**TASK**
Could you return each line of the listing below word for word, leaving out the pictures?

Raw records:
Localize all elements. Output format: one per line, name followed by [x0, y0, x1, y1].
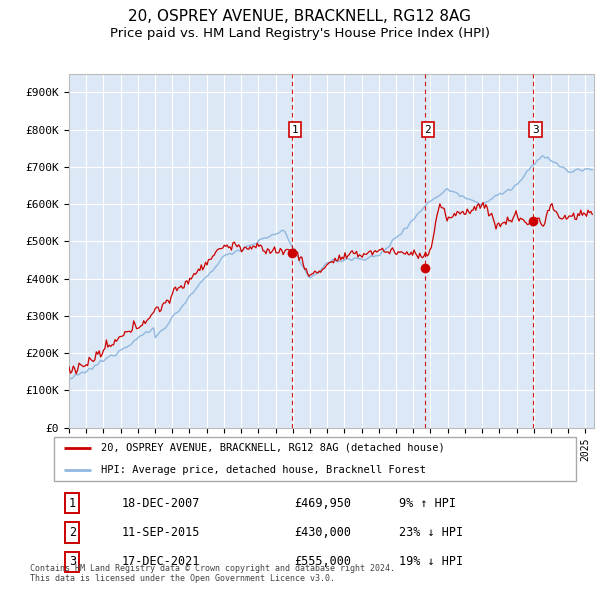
Text: 9% ↑ HPI: 9% ↑ HPI — [398, 497, 455, 510]
FancyBboxPatch shape — [54, 437, 576, 481]
Text: HPI: Average price, detached house, Bracknell Forest: HPI: Average price, detached house, Brac… — [101, 465, 426, 475]
Text: 3: 3 — [69, 555, 76, 568]
Text: 3: 3 — [532, 124, 539, 135]
Text: 1: 1 — [69, 497, 76, 510]
Text: 11-SEP-2015: 11-SEP-2015 — [122, 526, 200, 539]
Text: 2: 2 — [69, 526, 76, 539]
Text: 18-DEC-2007: 18-DEC-2007 — [122, 497, 200, 510]
Text: 20, OSPREY AVENUE, BRACKNELL, RG12 8AG: 20, OSPREY AVENUE, BRACKNELL, RG12 8AG — [128, 9, 472, 24]
Text: Price paid vs. HM Land Registry's House Price Index (HPI): Price paid vs. HM Land Registry's House … — [110, 27, 490, 40]
Text: £555,000: £555,000 — [294, 555, 351, 568]
Text: 1: 1 — [291, 124, 298, 135]
Text: 20, OSPREY AVENUE, BRACKNELL, RG12 8AG (detached house): 20, OSPREY AVENUE, BRACKNELL, RG12 8AG (… — [101, 442, 445, 453]
Text: 17-DEC-2021: 17-DEC-2021 — [122, 555, 200, 568]
Text: £430,000: £430,000 — [294, 526, 351, 539]
Text: £469,950: £469,950 — [294, 497, 351, 510]
Text: 23% ↓ HPI: 23% ↓ HPI — [398, 526, 463, 539]
Text: 2: 2 — [424, 124, 431, 135]
Text: 19% ↓ HPI: 19% ↓ HPI — [398, 555, 463, 568]
Text: Contains HM Land Registry data © Crown copyright and database right 2024.
This d: Contains HM Land Registry data © Crown c… — [30, 563, 395, 583]
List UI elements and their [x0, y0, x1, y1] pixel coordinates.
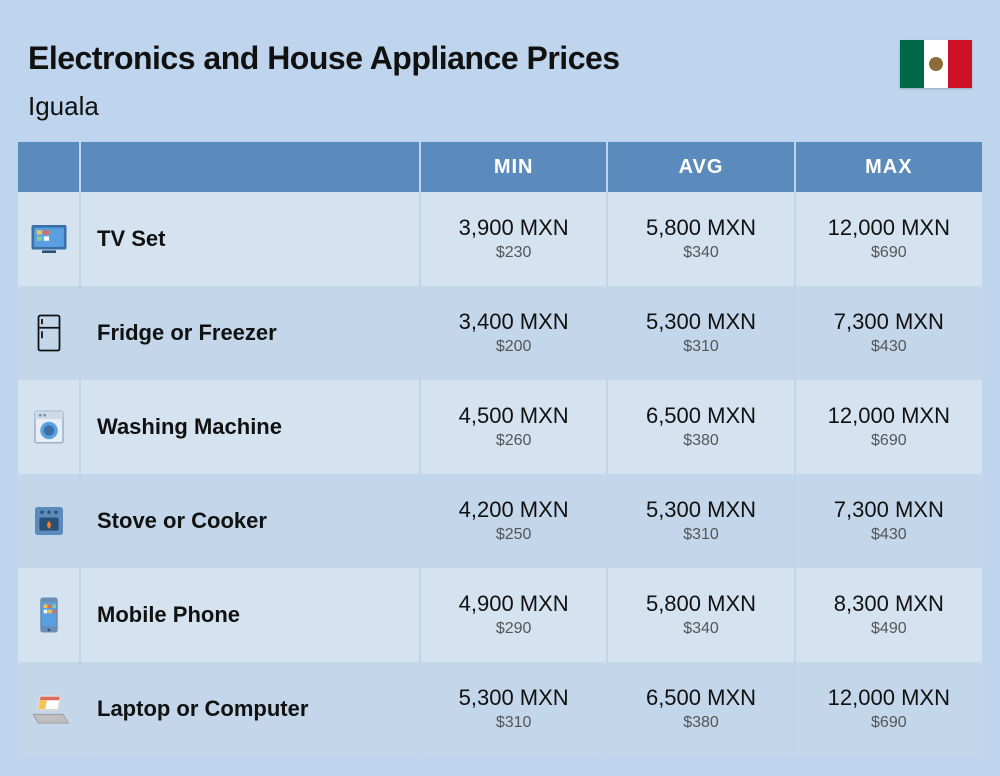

**WRITTEN REPLY**
Localize all elements. Output format: one per line, name followed by [x0, y0, x1, y1].
Text: 9% ↑ HPI: 9% ↑ HPI — [398, 497, 455, 510]
FancyBboxPatch shape — [54, 437, 576, 481]
Text: HPI: Average price, detached house, Bracknell Forest: HPI: Average price, detached house, Brac… — [101, 465, 426, 475]
Text: 3: 3 — [69, 555, 76, 568]
Text: 3: 3 — [532, 124, 539, 135]
Text: 1: 1 — [69, 497, 76, 510]
Text: 11-SEP-2015: 11-SEP-2015 — [122, 526, 200, 539]
Text: 2: 2 — [69, 526, 76, 539]
Text: 18-DEC-2007: 18-DEC-2007 — [122, 497, 200, 510]
Text: 20, OSPREY AVENUE, BRACKNELL, RG12 8AG: 20, OSPREY AVENUE, BRACKNELL, RG12 8AG — [128, 9, 472, 24]
Text: Price paid vs. HM Land Registry's House Price Index (HPI): Price paid vs. HM Land Registry's House … — [110, 27, 490, 40]
Text: £555,000: £555,000 — [294, 555, 351, 568]
Text: 1: 1 — [291, 124, 298, 135]
Text: 20, OSPREY AVENUE, BRACKNELL, RG12 8AG (detached house): 20, OSPREY AVENUE, BRACKNELL, RG12 8AG (… — [101, 442, 445, 453]
Text: 17-DEC-2021: 17-DEC-2021 — [122, 555, 200, 568]
Text: £430,000: £430,000 — [294, 526, 351, 539]
Text: £469,950: £469,950 — [294, 497, 351, 510]
Text: 23% ↓ HPI: 23% ↓ HPI — [398, 526, 463, 539]
Text: 2: 2 — [424, 124, 431, 135]
Text: 19% ↓ HPI: 19% ↓ HPI — [398, 555, 463, 568]
Text: Contains HM Land Registry data © Crown copyright and database right 2024.
This d: Contains HM Land Registry data © Crown c… — [30, 563, 395, 583]
List UI elements and their [x0, y0, x1, y1] pixel coordinates.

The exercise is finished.